**Texto**
Artículos, fábulas, moralejas


La naturaleza de los artículos gramaticales –definido e indefinido- no solamente nos ilustra sobre el carácter de los objetos que tengamos en consideración clasificándolos en concretos y abstractos, sino que, además, nos delimita mundos muy diferentes: el mundo del cuento, la fábula, el sueño ó el mito por un lado y el mundo de la noticia, la novela psicológica, la vigilia ó la narración histórica por el otro. El primer mundo está situado en un lugar fuera del tiempo (normalmente en una localización pre-temporal –sueño, mito- ó con una parcela de temporalidad bastante limitada –fábula, cuento-). Como hace notar Gregory Bateson, en el mundo onírico no existen ni la negación ni el condicional. Por la misma razón no existe el artículo indefinido: el mundo absolutamente subjetivo también se presenta como absolutamente concreto. Hace un tiempo colgué un post haciendo referencia a las (malas) traducciones de los títulos de determinadas obras. Traducir la stravinskiana L’Histoire du soldat (El cuento del soldado) por Historia de un soldado es tan desacertado como hablar de Un gato con botas o Una bella durmiente. En el caso de las fábulas lo que se pretende es abstraer ó aislar determinados comportamientos, ideas, procesos, etc., de su contexto y generar ciertos prototipos universales que después se puedan inyectar en un medio buscadamente neutro, como el mundo animal. Pero dicho soporte no es condición sine qua non para tal género literario. Una narración que contenga elementos fantásticos, como el film de De Sica Miracolo a Milano, puede ser considerada también una fábula porque confronta al espectador con patrones universales que le hacen despertar su conciencia adormecida, hecho que en las fábulas clásicas corría a cargo de la consabida lección moral. Dicha moraleja se encargaba también de poner distancia y objetivar aún más la fábula. La moraleja la hallamos también en los finales del teatro dieciochesco, como en las óperas de Da Ponte/Mozart, donde reina el espíritu de la Ilustración:

Fortunato l’uom che prende
Ogni cosa pel buon verso,
E tra i casi e le vicende
Da ragion guidar si fa.


(Da Ponte/Mozart: Cosi fan tutte)

**Material extraído**
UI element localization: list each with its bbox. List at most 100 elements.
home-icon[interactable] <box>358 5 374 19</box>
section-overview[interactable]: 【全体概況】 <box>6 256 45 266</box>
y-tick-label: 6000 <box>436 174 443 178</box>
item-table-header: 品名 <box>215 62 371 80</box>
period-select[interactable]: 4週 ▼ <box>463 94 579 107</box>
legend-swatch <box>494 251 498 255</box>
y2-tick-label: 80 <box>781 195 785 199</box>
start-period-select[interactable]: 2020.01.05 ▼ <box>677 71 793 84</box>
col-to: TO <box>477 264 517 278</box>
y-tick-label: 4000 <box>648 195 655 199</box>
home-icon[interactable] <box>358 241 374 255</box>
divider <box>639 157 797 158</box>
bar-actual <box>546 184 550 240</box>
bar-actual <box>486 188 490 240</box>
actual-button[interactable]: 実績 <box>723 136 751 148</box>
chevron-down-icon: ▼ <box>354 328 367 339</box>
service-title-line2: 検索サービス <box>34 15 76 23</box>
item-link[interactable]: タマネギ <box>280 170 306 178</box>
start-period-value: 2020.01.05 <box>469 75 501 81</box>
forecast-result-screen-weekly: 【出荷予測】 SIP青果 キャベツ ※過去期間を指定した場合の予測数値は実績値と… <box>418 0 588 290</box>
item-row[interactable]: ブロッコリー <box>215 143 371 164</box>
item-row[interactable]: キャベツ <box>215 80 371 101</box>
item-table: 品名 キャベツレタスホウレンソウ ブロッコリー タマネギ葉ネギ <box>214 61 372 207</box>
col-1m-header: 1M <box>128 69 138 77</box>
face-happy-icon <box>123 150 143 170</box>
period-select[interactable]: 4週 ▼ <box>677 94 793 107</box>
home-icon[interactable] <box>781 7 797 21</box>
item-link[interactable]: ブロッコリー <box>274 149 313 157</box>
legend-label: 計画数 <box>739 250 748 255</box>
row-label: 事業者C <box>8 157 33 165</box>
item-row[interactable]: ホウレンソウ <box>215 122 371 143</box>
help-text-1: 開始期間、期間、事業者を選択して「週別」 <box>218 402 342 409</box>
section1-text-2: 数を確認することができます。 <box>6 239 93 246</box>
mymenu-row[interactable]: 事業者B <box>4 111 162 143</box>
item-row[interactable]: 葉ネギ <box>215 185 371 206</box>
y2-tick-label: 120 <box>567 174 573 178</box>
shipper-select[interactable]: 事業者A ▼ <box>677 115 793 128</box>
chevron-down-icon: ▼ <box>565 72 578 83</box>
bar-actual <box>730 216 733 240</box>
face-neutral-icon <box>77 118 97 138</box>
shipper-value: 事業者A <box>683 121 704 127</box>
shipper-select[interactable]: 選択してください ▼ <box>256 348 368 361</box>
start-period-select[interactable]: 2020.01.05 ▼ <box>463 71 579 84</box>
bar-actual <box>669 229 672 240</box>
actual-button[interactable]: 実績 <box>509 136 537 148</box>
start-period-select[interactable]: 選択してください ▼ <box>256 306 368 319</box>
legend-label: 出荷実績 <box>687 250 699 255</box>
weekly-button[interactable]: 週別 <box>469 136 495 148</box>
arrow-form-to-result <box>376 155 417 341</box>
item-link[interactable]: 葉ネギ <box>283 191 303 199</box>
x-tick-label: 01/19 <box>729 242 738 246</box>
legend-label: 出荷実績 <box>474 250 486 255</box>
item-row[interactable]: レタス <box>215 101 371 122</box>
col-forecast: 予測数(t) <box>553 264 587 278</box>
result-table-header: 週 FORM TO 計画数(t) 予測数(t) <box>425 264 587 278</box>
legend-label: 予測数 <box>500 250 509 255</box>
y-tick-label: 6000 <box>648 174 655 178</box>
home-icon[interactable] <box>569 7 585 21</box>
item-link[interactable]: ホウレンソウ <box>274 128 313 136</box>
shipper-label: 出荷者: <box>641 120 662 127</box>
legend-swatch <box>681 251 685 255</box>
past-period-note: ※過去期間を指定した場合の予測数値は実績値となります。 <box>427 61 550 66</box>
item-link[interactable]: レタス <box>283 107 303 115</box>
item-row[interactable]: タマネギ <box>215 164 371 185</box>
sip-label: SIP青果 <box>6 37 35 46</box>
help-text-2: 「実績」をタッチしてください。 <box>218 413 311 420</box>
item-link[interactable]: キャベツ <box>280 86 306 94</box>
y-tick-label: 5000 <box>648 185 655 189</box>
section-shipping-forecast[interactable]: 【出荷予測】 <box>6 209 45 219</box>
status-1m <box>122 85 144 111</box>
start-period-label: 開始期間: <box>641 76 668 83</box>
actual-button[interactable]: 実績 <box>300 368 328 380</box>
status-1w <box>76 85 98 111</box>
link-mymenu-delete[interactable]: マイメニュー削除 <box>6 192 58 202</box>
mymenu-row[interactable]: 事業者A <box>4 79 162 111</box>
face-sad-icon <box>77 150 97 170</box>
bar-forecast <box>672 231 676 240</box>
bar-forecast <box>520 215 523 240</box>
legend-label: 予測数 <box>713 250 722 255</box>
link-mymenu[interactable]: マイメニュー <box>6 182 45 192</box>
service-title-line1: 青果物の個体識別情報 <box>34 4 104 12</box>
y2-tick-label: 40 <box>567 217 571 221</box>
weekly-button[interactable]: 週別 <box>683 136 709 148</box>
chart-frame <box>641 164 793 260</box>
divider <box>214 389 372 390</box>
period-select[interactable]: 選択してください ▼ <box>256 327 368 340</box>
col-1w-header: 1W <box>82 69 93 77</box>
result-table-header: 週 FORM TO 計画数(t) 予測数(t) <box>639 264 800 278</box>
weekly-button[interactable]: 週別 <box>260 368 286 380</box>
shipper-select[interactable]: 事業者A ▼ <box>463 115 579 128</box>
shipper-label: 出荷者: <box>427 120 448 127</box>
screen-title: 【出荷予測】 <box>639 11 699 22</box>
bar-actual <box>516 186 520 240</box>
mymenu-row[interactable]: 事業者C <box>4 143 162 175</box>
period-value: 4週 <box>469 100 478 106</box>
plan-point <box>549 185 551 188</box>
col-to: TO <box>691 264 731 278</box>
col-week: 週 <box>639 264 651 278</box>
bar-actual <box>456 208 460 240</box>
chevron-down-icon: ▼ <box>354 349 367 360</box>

--

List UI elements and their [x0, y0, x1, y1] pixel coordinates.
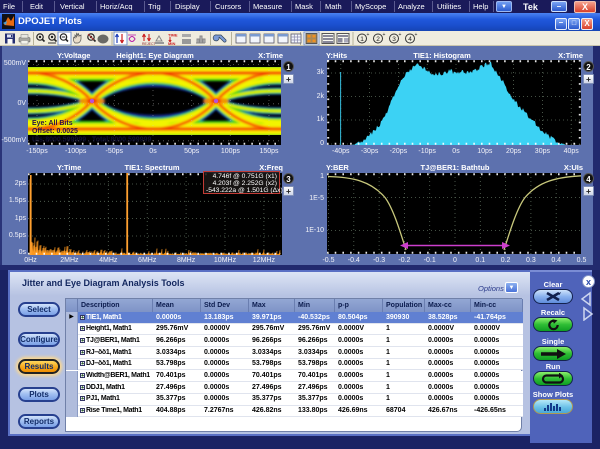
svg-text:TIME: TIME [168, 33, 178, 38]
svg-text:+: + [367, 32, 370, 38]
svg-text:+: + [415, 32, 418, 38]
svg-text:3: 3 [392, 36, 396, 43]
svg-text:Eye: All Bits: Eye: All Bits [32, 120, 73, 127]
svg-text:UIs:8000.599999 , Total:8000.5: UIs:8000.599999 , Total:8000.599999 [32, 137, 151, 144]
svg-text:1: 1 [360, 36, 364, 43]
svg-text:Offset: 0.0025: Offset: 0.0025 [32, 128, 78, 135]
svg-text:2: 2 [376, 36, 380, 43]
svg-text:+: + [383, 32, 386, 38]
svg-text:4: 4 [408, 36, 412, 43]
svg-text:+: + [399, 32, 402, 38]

---

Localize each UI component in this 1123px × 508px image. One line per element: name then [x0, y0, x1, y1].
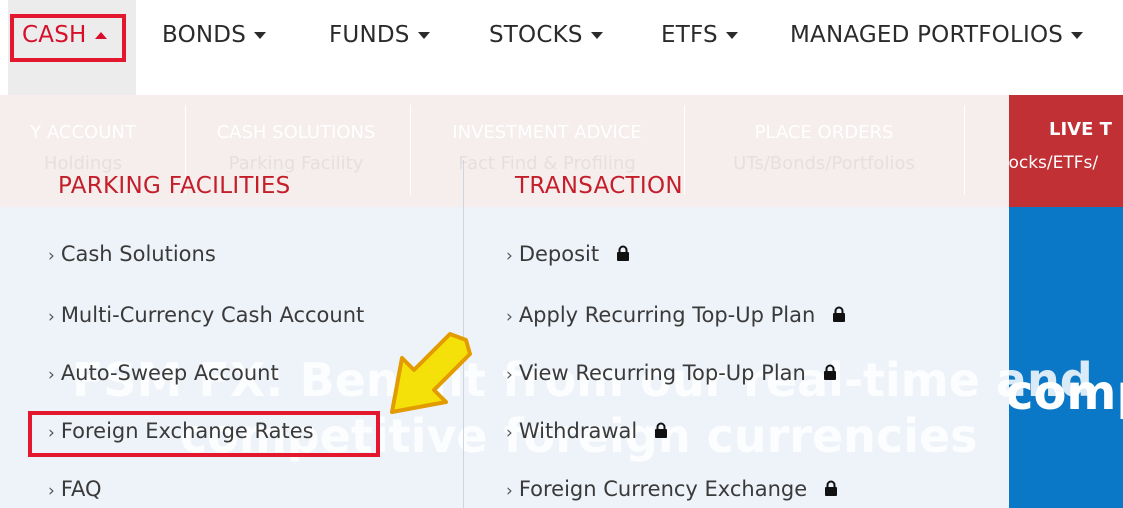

**Por hacer**
[a] ¿Qué cuatro ámbitos sitúa el texto sobre artículos y fábulas en el mundo opuesto al del cuento? Enuméralos todos.
[b] Reescribe en forma de lista breve el párrafo del texto sobre artículos y fábulas que empieza por "La naturaleza de los artículos gramaticales", conservando sus datos principales.
[c] Según Gregory Bateson, citado en el texto sobre artículos y fábulas, ¿qué no existe en el mundo onírico?

**Respuestas**
[a] La noticia, la novela psicológica, la vigilia y la narración histórica.

[b]
- Los artículos definido e indefinido clasifican los objetos en concretos y abstractos. También separan dos mundos: el del cuento, la fábula, el sueño o el mito, y el de la noticia, la novela psicológica, la vigilia o la narración histórica.
- El primer mundo está fuera del tiempo o tiene una temporalidad bastante limitada.
- Según Gregory Bateson, en el mundo onírico no existen la negación ni el condicional. Por eso tampoco existe allí el artículo indefinido, y lo subjetivo se presenta como absolutamente concreto.
- Traducir L'Histoire du soldat por Historia de un soldado es tan desacertado como decir Un gato con botas o Una bella durmiente.
- Las fábulas aíslan comportamientos, ideas o procesos de su contexto para crear prototipos universales. Estos se sitúan en un medio neutro, como el mundo animal, aunque ese medio no es imprescindible.
- Una narración con elementos fantásticos, como Miracolo a Milano de De Sica, también puede ser una fábula. Lo es porque enfrenta al espectador con patrones universales que despiertan su conciencia, función que en la fábula clásica cumplía la moraleja.
- La moraleja también distanciaba y objetivaba la fábula. Aparece además en los finales del teatro dieciochesco, como en las óperas de Da Ponte y Mozart, dominadas por el espíritu de la Ilustración.

[c] Ni la negación ni el condicional.